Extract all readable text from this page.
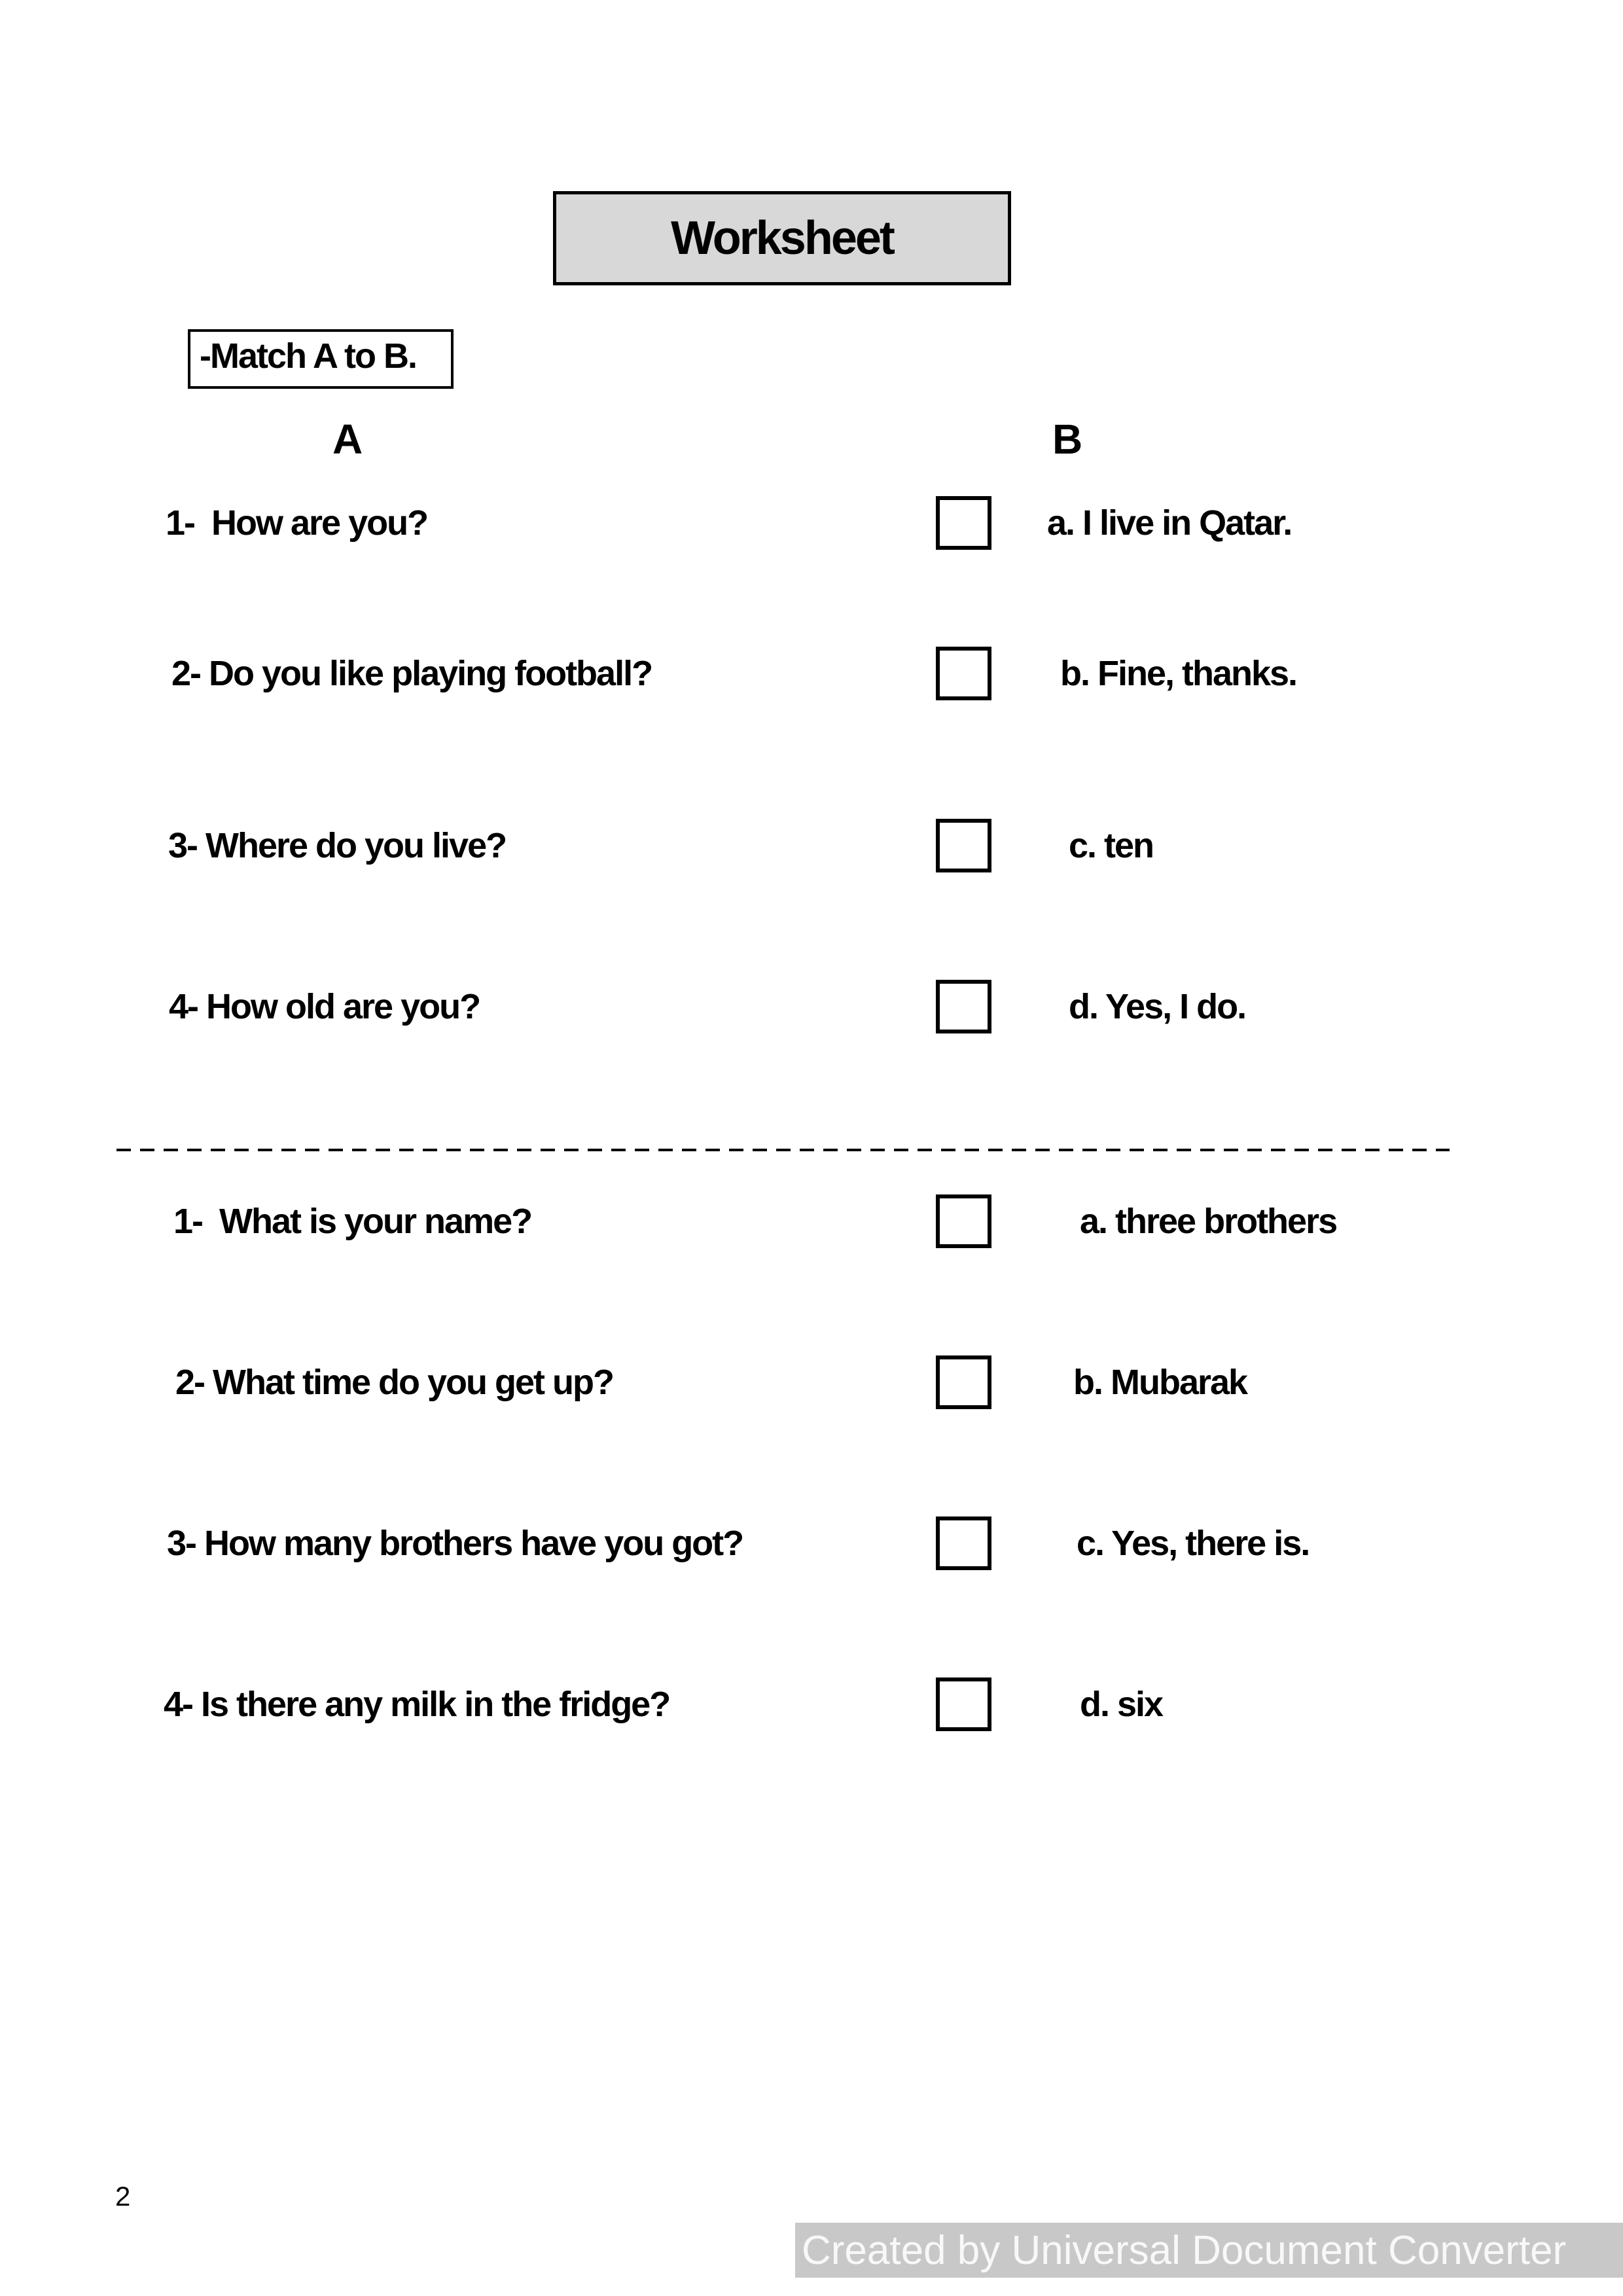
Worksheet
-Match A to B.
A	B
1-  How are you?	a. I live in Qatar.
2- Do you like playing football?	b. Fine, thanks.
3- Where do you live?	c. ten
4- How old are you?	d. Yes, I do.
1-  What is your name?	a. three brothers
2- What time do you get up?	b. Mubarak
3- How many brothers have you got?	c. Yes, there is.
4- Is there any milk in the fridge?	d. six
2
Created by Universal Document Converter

...

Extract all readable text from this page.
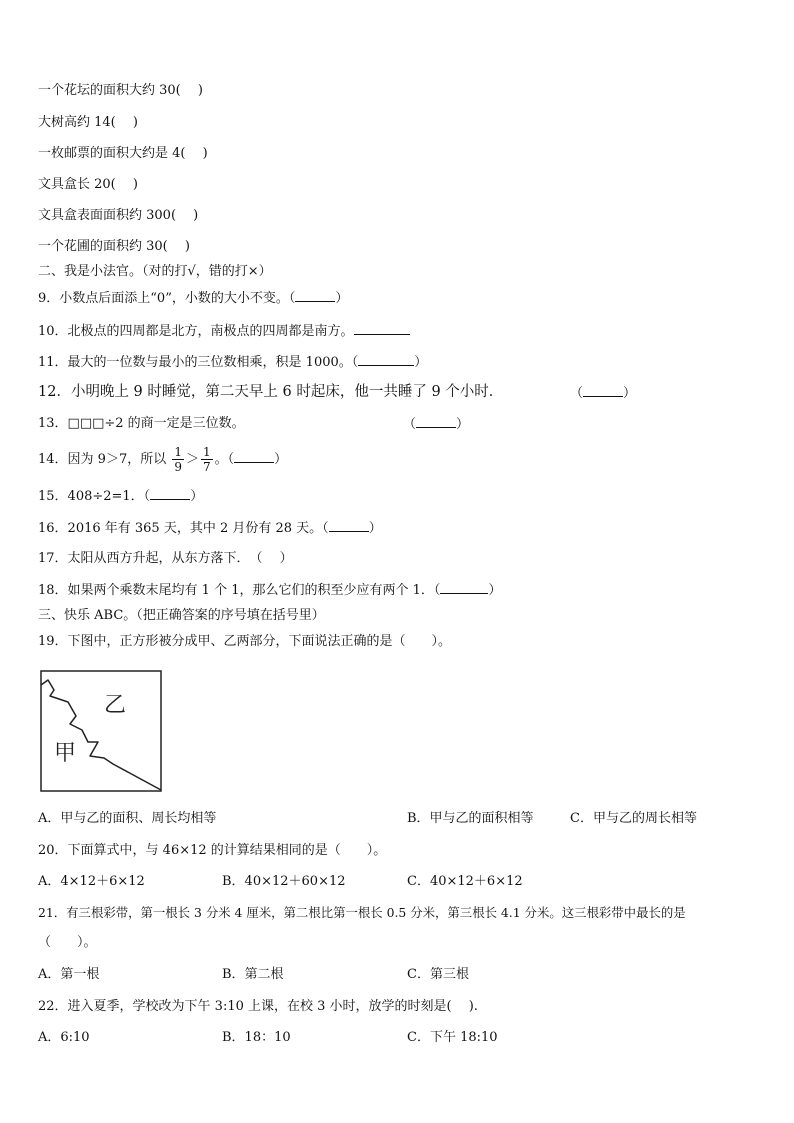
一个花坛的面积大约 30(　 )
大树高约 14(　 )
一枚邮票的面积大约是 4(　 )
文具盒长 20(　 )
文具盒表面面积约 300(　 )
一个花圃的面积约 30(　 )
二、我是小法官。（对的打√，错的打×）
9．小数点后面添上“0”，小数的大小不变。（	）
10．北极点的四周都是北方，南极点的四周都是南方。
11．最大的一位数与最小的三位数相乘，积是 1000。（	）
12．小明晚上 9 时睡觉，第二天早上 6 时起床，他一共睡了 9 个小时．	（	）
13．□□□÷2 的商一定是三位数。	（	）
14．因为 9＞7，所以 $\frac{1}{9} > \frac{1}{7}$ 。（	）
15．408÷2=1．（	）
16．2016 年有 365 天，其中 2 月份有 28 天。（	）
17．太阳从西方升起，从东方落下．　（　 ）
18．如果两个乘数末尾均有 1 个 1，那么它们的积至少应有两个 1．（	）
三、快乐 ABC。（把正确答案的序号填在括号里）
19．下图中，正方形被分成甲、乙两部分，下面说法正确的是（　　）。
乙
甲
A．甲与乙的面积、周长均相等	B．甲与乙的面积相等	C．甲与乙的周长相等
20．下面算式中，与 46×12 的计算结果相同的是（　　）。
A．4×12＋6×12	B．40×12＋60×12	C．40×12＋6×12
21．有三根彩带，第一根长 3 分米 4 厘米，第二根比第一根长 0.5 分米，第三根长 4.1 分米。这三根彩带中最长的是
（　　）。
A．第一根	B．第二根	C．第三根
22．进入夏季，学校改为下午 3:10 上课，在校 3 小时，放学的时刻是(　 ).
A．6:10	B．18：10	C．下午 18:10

● **PROBLEM DETAILS**:
Across the preceding material, how many lines contain the word "live"? State the number alone.

● **SOLUTION TO THIS TASK**:
2